### To be done:
Reproduce the entries below verbatim, from the line that contains "zoom-button[interactable]: Zoom xyxy=(564,105,624,206)" through the line that contains "viewport-top-indicator xyxy=(601,229,1948,233)", with both of these lines included.
══════════════════════════════
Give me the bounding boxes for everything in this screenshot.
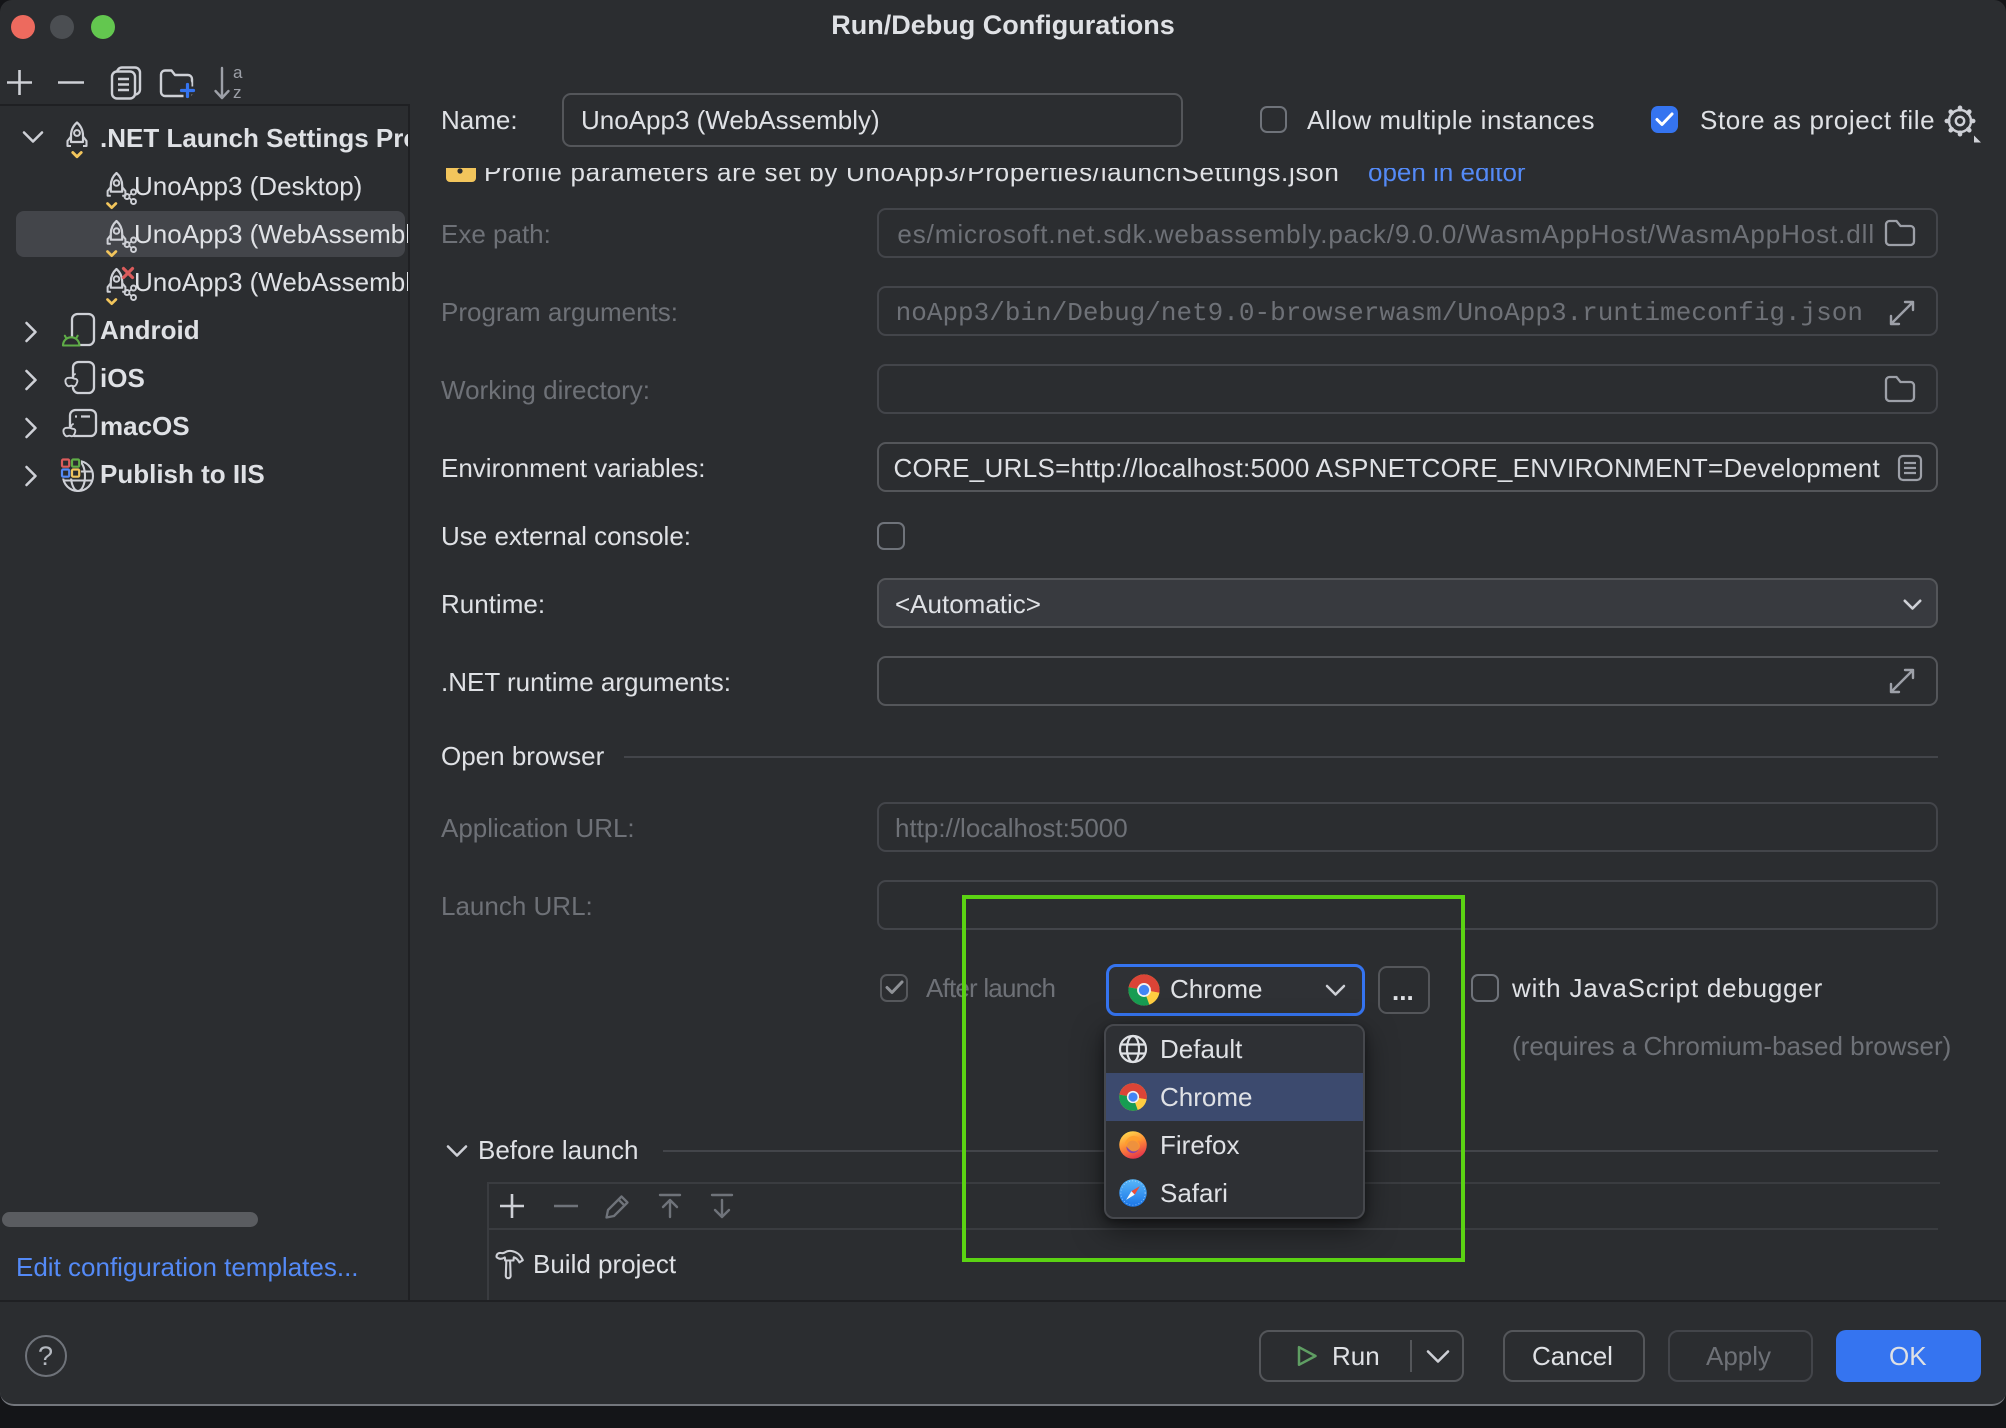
svg-text:a: a xyxy=(233,65,243,82)
svg-text:z: z xyxy=(233,83,242,102)
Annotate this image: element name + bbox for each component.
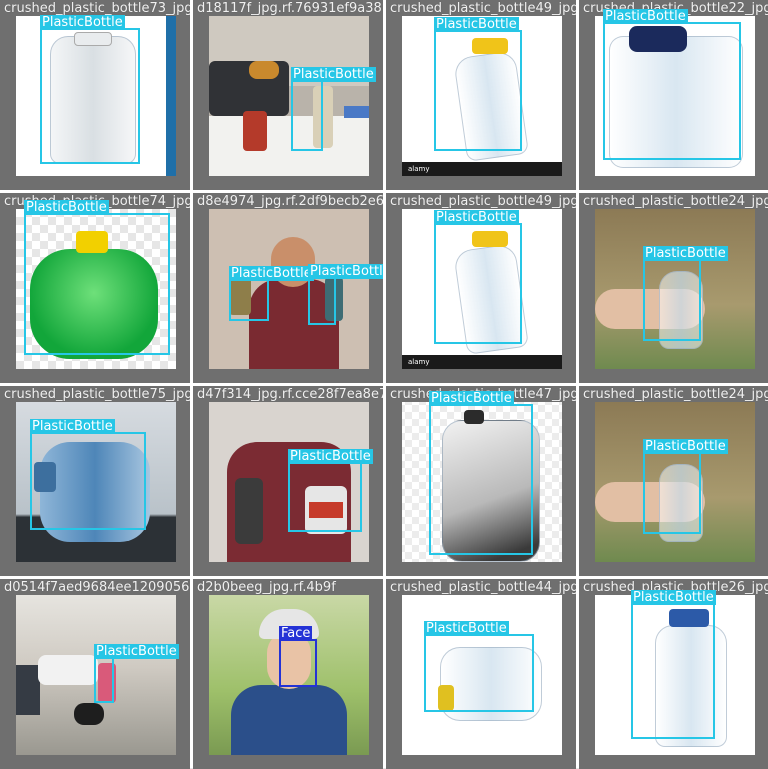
watermark: alamy <box>402 162 562 176</box>
class-label: Face <box>279 626 313 641</box>
image-filename: d47f314_jpg.rf.cce28f7ea8e79d0aa1 <box>197 387 383 402</box>
bounding-box[interactable]: PlasticBottle <box>643 246 728 341</box>
image-tile[interactable]: d0514f7aed9684ee12090563862057 PlasticBo… <box>0 579 190 769</box>
image-tile[interactable]: crushed_plastic_bottle44_jpg PlasticBott… <box>386 579 576 769</box>
image-filename: crushed_plastic_bottle49_jpg <box>390 194 576 209</box>
class-label: PlasticBottle <box>434 210 519 225</box>
bounding-box[interactable]: PlasticBottle <box>291 67 376 151</box>
bounding-box[interactable]: PlasticBottle <box>434 17 522 151</box>
image-filename: crushed_plastic_bottle49_jpg <box>390 1 576 16</box>
photo <box>209 16 369 176</box>
image-filename: crushed_plastic_bottle73_jpg.rf. <box>4 1 190 16</box>
image-filename: crushed_plastic_bottle44_jpg <box>390 580 576 595</box>
bounding-box[interactable]: PlasticBottle <box>424 621 534 712</box>
bounding-box[interactable]: PlasticBottle <box>30 419 146 530</box>
image-tile[interactable]: crushed_plastic_bottle24_jpg PlasticBott… <box>579 386 768 576</box>
bounding-box[interactable]: PlasticBottle <box>643 439 728 534</box>
image-tile[interactable]: crushed_plastic_bottle24_jpg PlasticBott… <box>579 193 768 383</box>
class-label: PlasticBottle <box>229 266 314 281</box>
class-label: PlasticBottle <box>24 200 109 215</box>
image-filename: d0514f7aed9684ee12090563862057 <box>4 580 190 595</box>
image-filename: d2b0beeg_jpg.rf.4b9f <box>197 580 336 595</box>
image-filename: crushed_plastic_bottle24_jpg <box>583 194 768 209</box>
class-label: PlasticBottle <box>603 9 688 24</box>
image-tile[interactable]: crushed_plastic_bottle26_jpg PlasticBott… <box>579 579 768 769</box>
image-filename: d8e4974_jpg.rf.2df9becb2e621d99e31a9d8e <box>197 194 383 209</box>
class-label: PlasticBottle <box>424 621 509 636</box>
image-tile[interactable]: d8e4974_jpg.rf.2df9becb2e621d99e31a9d8e … <box>193 193 383 383</box>
bounding-box[interactable]: PlasticBottle <box>631 590 716 739</box>
annotation-grid: crushed_plastic_bottle73_jpg.rf. Plastic… <box>0 0 768 769</box>
face-bounding-box[interactable]: Face <box>279 626 317 687</box>
bounding-box[interactable]: PlasticBottle <box>24 200 170 355</box>
bounding-box[interactable]: PlasticBottle <box>434 210 522 344</box>
bounding-box[interactable]: PlasticBottle <box>288 449 373 532</box>
image-tile[interactable]: crushed_plastic_bottle47_jpg PlasticBott… <box>386 386 576 576</box>
class-label: PlasticBottle <box>643 439 728 454</box>
bounding-box[interactable]: PlasticBottle <box>308 264 383 325</box>
class-label: PlasticBottle <box>30 419 115 434</box>
watermark: alamy <box>402 355 562 369</box>
class-label: PlasticBottle <box>631 590 716 605</box>
bounding-box[interactable]: PlasticBottle <box>94 644 179 703</box>
image-tile[interactable]: d47f314_jpg.rf.cce28f7ea8e79d0aa1 Plasti… <box>193 386 383 576</box>
bounding-box[interactable]: PlasticBottle <box>40 15 140 164</box>
bounding-box[interactable]: PlasticBottle <box>229 266 314 321</box>
class-label: PlasticBottle <box>434 17 519 32</box>
class-label: PlasticBottle <box>429 391 514 406</box>
class-label: PlasticBottle <box>643 246 728 261</box>
image-tile[interactable]: alamy crushed_plastic_bottle49_jpg Plast… <box>386 193 576 383</box>
class-label: PlasticBottle <box>291 67 376 82</box>
image-filename: d18117f_jpg.rf.76931ef9a3815ee61be14b68 <box>197 1 383 16</box>
image-tile[interactable]: alamy crushed_plastic_bottle49_jpg Plast… <box>386 0 576 190</box>
bounding-box[interactable]: PlasticBottle <box>603 9 741 160</box>
class-label: PlasticBottle <box>288 449 373 464</box>
image-tile[interactable]: d2b0beeg_jpg.rf.4b9f Face <box>193 579 383 769</box>
image-filename: crushed_plastic_bottle75_jpg.rf. <box>4 387 190 402</box>
bounding-box[interactable]: PlasticBottle <box>429 391 533 555</box>
image-tile[interactable]: crushed_plastic_bottle74_jpg.rf. Plastic… <box>0 193 190 383</box>
image-tile[interactable]: crushed_plastic_bottle73_jpg.rf. Plastic… <box>0 0 190 190</box>
image-tile[interactable]: d18117f_jpg.rf.76931ef9a3815ee61be14b68 … <box>193 0 383 190</box>
image-filename: crushed_plastic_bottle24_jpg <box>583 387 768 402</box>
image-tile[interactable]: crushed_plastic_bottle22_jpg PlasticBott… <box>579 0 768 190</box>
class-label: PlasticBottle <box>94 644 179 659</box>
image-tile[interactable]: crushed_plastic_bottle75_jpg.rf. Plastic… <box>0 386 190 576</box>
class-label: PlasticBottle <box>308 264 383 279</box>
class-label: PlasticBottle <box>40 15 125 30</box>
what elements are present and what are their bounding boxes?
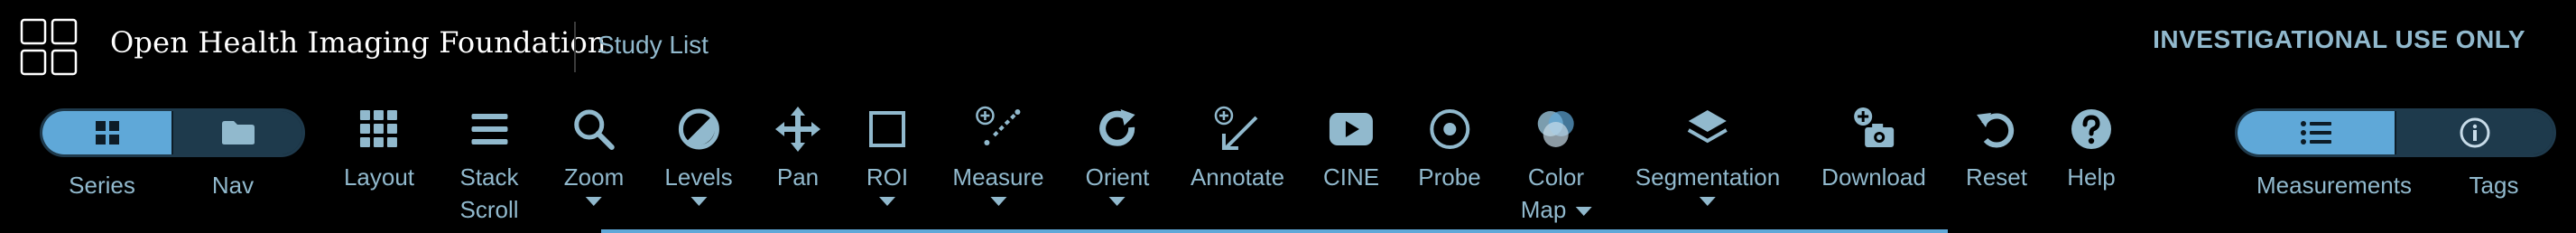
zoom-button[interactable]: Zoom xyxy=(564,105,624,206)
investigational-banner: INVESTIGATIONAL USE ONLY xyxy=(2153,25,2525,53)
scroll-label: Scroll xyxy=(459,196,519,223)
brand-title[interactable]: Open Health Imaging Foundation xyxy=(110,25,607,60)
stack-scroll-button[interactable]: Stack Scroll xyxy=(459,105,519,226)
rotate-icon xyxy=(1099,109,1135,146)
zoom-caret-icon[interactable] xyxy=(586,197,602,206)
layout-button[interactable]: Layout xyxy=(344,105,414,193)
measure-label: Measure xyxy=(952,163,1044,191)
layout-label: Layout xyxy=(343,163,415,191)
measure-button[interactable]: Measure xyxy=(952,105,1044,206)
annotate-label: Annotate xyxy=(1190,163,1285,191)
study-list-link[interactable]: Study List xyxy=(598,31,709,60)
bars-icon xyxy=(471,114,507,144)
reset-label: Reset xyxy=(1966,163,2027,191)
orient-button[interactable]: Orient xyxy=(1085,105,1150,206)
map-label: Map xyxy=(1520,196,1567,223)
arrow-annotate-icon xyxy=(1214,106,1258,150)
reset-button[interactable]: Reset xyxy=(1966,105,2027,193)
measure-caret-icon[interactable] xyxy=(990,197,1006,206)
nav-toggle-button[interactable] xyxy=(171,111,302,154)
roi-caret-icon[interactable] xyxy=(879,197,895,206)
help-label: Help xyxy=(2067,163,2116,191)
move-arrows-icon xyxy=(775,107,820,152)
magnifier-icon xyxy=(574,109,615,150)
contrast-icon xyxy=(678,108,719,150)
pan-label: Pan xyxy=(776,163,820,191)
color-circles-icon xyxy=(1537,111,1574,147)
reset-arrow-icon xyxy=(1976,113,2015,148)
stack-label: Stack xyxy=(459,163,519,191)
orient-caret-icon[interactable] xyxy=(1109,197,1126,206)
help-button[interactable]: Help xyxy=(2067,105,2116,193)
viewport-top-indicator xyxy=(601,229,1948,233)
segmentation-caret-icon[interactable] xyxy=(1699,197,1716,206)
square-outline-icon xyxy=(869,111,905,147)
tags-toggle-button[interactable] xyxy=(2395,111,2553,154)
tags-label[interactable]: Tags xyxy=(2469,172,2519,200)
layers-icon xyxy=(1687,110,1728,144)
target-dot-icon xyxy=(1429,109,1469,149)
levels-label: Levels xyxy=(664,163,733,191)
cine-button[interactable]: CINE xyxy=(1323,105,1379,193)
question-icon xyxy=(2071,109,2111,149)
color-label: Color xyxy=(1527,163,1585,191)
measurements-label[interactable]: Measurements xyxy=(2256,172,2412,200)
levels-button[interactable]: Levels xyxy=(664,105,733,206)
measurements-toggle-button[interactable] xyxy=(2238,111,2395,154)
color-map-caret-icon[interactable] xyxy=(1575,207,1592,217)
probe-button[interactable]: Probe xyxy=(1418,105,1481,193)
segmentation-button[interactable]: Segmentation xyxy=(1635,105,1780,206)
probe-label: Probe xyxy=(1418,163,1481,191)
series-toggle-button[interactable] xyxy=(42,111,171,154)
orient-label: Orient xyxy=(1085,163,1150,191)
app-grid-icon[interactable] xyxy=(20,18,78,76)
download-button[interactable]: Download xyxy=(1821,105,1926,193)
zoom-label: Zoom xyxy=(563,163,625,191)
pan-button[interactable]: Pan xyxy=(774,105,822,193)
segmentation-label: Segmentation xyxy=(1635,163,1781,191)
download-label: Download xyxy=(1821,163,1926,191)
header-divider xyxy=(574,22,576,72)
cine-label: CINE xyxy=(1322,163,1380,191)
roi-label: ROI xyxy=(866,163,909,191)
annotate-button[interactable]: Annotate xyxy=(1191,105,1284,193)
measurements-tags-toggle xyxy=(2235,108,2556,157)
list-icon xyxy=(2301,121,2331,144)
ruler-dashed-icon xyxy=(975,106,1020,145)
folder-icon xyxy=(221,121,255,144)
camera-plus-icon xyxy=(1853,107,1894,147)
series-label[interactable]: Series xyxy=(69,172,135,200)
grid-small-icon xyxy=(95,121,119,144)
color-map-button[interactable]: Color Map xyxy=(1521,105,1592,226)
info-circle-icon xyxy=(2460,117,2490,148)
levels-caret-icon[interactable] xyxy=(690,197,707,206)
nav-label[interactable]: Nav xyxy=(212,172,254,200)
play-video-icon xyxy=(1330,113,1373,145)
layout-grid-icon xyxy=(359,110,397,147)
roi-button[interactable]: ROI xyxy=(863,105,912,206)
series-nav-toggle xyxy=(40,108,305,157)
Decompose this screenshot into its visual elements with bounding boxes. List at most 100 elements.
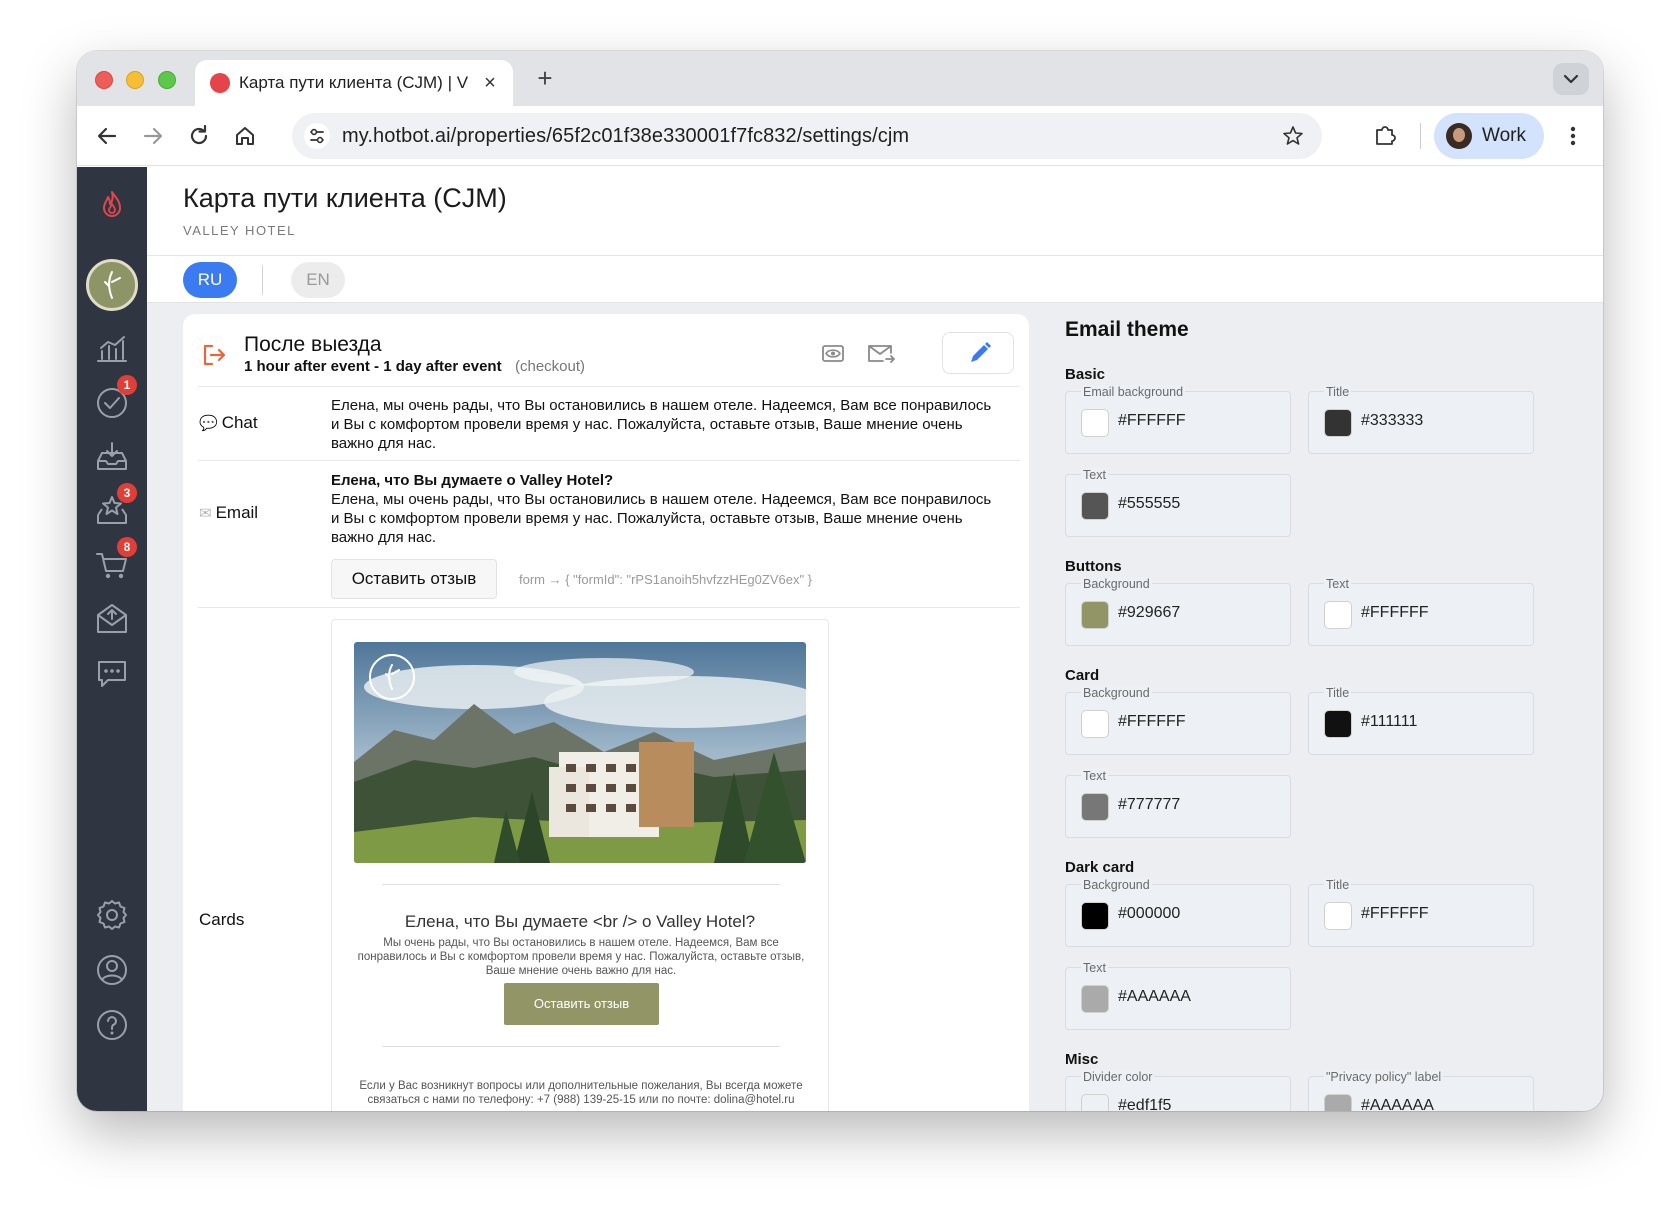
══════════════════════════════
### Task response:
zoom-button[interactable]: Zoom xyxy=(564,105,624,206)
investigational-banner: INVESTIGATIONAL USE ONLY xyxy=(2153,25,2525,53)
scroll-label: Scroll xyxy=(459,196,519,223)
brand-title[interactable]: Open Health Imaging Foundation xyxy=(110,25,607,60)
stack-scroll-button[interactable]: Stack Scroll xyxy=(459,105,519,226)
rotate-icon xyxy=(1099,109,1135,146)
zoom-caret-icon[interactable] xyxy=(586,197,602,206)
layout-button[interactable]: Layout xyxy=(344,105,414,193)
measure-label: Measure xyxy=(952,163,1044,191)
layout-label: Layout xyxy=(343,163,415,191)
measure-button[interactable]: Measure xyxy=(952,105,1044,206)
annotate-label: Annotate xyxy=(1190,163,1285,191)
study-list-link[interactable]: Study List xyxy=(598,31,709,60)
bars-icon xyxy=(471,114,507,144)
reset-label: Reset xyxy=(1966,163,2027,191)
orient-button[interactable]: Orient xyxy=(1085,105,1150,206)
map-label: Map xyxy=(1520,196,1567,223)
arrow-annotate-icon xyxy=(1214,106,1258,150)
reset-button[interactable]: Reset xyxy=(1966,105,2027,193)
measure-caret-icon[interactable] xyxy=(990,197,1006,206)
nav-toggle-button[interactable] xyxy=(171,111,302,154)
roi-caret-icon[interactable] xyxy=(879,197,895,206)
help-label: Help xyxy=(2067,163,2116,191)
move-arrows-icon xyxy=(775,107,820,152)
magnifier-icon xyxy=(574,109,615,150)
contrast-icon xyxy=(678,108,719,150)
pan-label: Pan xyxy=(776,163,820,191)
color-circles-icon xyxy=(1537,111,1574,147)
reset-arrow-icon xyxy=(1976,113,2015,148)
stack-label: Stack xyxy=(459,163,519,191)
orient-caret-icon[interactable] xyxy=(1109,197,1126,206)
help-button[interactable]: Help xyxy=(2067,105,2116,193)
viewport-top-indicator xyxy=(601,229,1948,233)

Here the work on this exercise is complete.